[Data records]
↓↓↓

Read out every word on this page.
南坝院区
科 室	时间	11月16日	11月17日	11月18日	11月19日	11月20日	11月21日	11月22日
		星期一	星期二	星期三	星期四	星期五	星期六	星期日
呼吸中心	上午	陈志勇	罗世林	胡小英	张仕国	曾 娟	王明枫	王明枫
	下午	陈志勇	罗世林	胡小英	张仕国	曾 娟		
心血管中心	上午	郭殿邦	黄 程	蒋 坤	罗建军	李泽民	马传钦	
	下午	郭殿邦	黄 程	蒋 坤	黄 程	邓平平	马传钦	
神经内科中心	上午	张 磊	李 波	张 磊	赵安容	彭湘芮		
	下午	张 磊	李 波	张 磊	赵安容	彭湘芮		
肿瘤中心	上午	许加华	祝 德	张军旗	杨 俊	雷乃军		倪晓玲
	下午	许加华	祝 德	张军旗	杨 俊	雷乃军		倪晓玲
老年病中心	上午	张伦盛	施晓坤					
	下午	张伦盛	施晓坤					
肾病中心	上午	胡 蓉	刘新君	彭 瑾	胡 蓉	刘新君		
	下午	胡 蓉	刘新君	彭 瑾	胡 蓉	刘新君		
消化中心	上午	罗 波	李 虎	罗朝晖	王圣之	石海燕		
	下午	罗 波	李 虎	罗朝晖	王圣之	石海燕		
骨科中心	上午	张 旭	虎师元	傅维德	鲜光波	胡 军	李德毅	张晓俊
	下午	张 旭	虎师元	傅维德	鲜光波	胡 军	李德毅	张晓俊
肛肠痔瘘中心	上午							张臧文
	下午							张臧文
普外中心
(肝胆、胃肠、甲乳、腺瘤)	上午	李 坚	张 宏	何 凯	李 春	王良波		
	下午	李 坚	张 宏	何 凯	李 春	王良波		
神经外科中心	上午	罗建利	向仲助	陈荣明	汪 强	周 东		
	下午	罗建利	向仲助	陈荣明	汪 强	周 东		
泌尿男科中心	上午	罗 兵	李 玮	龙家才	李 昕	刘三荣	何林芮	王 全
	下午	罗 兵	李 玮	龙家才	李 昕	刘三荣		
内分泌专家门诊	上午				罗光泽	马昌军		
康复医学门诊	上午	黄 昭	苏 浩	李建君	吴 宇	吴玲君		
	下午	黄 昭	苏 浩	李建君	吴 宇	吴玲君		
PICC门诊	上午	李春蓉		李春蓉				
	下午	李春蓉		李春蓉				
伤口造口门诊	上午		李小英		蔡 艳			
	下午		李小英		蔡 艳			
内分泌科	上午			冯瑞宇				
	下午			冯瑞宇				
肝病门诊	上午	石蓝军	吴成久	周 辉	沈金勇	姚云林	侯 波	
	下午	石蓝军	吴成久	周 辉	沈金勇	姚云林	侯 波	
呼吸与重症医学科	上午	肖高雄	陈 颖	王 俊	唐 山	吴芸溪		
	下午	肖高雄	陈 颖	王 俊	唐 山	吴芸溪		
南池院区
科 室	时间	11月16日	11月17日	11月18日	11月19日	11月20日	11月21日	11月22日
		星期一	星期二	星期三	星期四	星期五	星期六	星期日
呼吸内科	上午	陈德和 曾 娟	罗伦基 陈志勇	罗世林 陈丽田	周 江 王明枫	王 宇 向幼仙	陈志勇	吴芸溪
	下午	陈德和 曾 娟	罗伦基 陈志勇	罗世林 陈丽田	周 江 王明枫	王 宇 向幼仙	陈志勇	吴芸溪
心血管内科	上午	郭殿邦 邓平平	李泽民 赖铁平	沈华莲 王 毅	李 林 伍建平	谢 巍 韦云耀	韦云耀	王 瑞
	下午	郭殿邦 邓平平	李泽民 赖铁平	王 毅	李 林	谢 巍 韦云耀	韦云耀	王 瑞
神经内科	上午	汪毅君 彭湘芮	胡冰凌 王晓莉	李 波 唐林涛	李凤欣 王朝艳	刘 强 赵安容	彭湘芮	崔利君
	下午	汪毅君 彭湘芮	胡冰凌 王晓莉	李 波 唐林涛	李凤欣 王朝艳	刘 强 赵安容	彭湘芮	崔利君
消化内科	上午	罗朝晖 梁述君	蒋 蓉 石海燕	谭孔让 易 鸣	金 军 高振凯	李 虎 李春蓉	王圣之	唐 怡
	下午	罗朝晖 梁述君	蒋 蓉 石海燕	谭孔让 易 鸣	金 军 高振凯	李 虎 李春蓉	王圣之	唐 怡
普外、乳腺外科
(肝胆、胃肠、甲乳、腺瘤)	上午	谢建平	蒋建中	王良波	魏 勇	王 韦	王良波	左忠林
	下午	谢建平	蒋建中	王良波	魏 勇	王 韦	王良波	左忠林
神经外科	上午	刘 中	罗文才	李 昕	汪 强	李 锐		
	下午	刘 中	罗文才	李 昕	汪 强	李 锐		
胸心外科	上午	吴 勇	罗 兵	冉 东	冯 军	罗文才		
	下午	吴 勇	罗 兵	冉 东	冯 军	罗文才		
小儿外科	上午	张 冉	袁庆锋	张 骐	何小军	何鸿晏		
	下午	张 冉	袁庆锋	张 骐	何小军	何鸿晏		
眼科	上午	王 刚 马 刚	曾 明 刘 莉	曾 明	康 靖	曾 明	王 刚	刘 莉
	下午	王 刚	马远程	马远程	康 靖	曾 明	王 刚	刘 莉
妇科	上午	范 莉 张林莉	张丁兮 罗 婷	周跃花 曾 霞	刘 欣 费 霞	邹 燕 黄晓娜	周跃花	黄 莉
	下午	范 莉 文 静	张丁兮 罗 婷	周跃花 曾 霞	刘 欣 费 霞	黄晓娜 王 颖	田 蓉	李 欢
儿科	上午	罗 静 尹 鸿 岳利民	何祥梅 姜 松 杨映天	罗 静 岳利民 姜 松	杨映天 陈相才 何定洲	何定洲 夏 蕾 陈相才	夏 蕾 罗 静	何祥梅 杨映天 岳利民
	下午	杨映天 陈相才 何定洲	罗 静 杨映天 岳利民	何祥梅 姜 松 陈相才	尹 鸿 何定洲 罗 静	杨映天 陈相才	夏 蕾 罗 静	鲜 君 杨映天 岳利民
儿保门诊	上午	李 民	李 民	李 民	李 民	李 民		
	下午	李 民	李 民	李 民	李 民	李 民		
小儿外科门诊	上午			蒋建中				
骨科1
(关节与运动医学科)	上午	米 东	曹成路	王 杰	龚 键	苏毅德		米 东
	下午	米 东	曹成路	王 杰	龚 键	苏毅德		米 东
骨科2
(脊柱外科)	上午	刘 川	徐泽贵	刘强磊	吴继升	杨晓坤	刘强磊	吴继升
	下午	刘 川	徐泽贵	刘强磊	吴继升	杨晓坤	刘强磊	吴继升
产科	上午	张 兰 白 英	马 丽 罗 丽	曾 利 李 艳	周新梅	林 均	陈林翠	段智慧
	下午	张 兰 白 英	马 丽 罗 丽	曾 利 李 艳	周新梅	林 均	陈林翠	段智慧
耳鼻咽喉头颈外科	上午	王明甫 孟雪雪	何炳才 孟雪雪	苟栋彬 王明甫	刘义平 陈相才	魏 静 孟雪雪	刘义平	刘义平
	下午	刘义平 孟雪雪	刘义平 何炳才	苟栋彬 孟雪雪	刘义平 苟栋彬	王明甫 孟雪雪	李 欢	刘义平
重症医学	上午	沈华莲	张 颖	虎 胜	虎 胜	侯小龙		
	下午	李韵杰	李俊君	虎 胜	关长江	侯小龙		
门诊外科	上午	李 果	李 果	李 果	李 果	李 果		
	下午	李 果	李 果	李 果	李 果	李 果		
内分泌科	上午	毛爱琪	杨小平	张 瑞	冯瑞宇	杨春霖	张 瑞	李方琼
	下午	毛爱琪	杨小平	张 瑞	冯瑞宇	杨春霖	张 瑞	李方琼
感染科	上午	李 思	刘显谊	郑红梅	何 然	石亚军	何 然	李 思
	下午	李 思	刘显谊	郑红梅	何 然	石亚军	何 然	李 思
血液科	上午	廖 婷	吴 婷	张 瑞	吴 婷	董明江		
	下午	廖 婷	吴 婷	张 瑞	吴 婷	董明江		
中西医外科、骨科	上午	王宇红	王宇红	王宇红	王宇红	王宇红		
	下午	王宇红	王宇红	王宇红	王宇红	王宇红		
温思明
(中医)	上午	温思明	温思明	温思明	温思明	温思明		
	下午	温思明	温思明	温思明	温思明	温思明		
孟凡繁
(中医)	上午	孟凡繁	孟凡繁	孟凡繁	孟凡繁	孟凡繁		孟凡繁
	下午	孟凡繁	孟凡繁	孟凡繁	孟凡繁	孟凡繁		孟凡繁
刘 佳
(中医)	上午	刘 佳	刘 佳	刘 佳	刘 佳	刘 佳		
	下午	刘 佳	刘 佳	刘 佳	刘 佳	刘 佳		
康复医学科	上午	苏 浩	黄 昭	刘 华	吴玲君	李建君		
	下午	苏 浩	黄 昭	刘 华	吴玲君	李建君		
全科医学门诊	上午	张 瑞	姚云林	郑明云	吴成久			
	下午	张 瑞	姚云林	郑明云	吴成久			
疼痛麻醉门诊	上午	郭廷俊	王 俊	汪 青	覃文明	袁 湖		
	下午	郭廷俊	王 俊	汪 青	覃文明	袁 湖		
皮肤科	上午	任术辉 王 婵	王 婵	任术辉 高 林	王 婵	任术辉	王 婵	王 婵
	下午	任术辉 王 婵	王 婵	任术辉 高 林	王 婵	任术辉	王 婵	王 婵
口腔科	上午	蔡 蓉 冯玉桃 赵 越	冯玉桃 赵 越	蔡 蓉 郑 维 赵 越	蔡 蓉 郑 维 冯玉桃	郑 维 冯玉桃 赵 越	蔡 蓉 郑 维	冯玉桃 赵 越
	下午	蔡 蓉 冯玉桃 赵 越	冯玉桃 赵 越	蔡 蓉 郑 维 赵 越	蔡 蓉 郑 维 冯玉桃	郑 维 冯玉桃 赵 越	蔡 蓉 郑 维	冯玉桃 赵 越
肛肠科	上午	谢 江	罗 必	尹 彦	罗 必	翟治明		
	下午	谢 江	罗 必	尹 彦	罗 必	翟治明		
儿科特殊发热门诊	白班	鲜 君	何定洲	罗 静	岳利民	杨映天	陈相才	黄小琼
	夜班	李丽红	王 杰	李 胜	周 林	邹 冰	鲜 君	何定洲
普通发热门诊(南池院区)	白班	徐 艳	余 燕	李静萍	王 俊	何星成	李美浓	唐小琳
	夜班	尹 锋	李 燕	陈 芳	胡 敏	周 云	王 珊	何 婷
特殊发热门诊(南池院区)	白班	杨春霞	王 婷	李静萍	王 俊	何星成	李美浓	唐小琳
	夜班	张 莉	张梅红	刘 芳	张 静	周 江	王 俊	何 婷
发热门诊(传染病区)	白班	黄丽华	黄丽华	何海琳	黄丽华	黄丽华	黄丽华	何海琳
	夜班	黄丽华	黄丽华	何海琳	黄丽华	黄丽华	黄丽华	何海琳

↑↑↑

List every line above containing the word "内分泌科".

(Written answer)
内分泌科	上午			冯瑞宇				
内分泌科	上午	毛爱琪	杨小平	张 瑞	冯瑞宇	杨春霖	张 瑞	李方琼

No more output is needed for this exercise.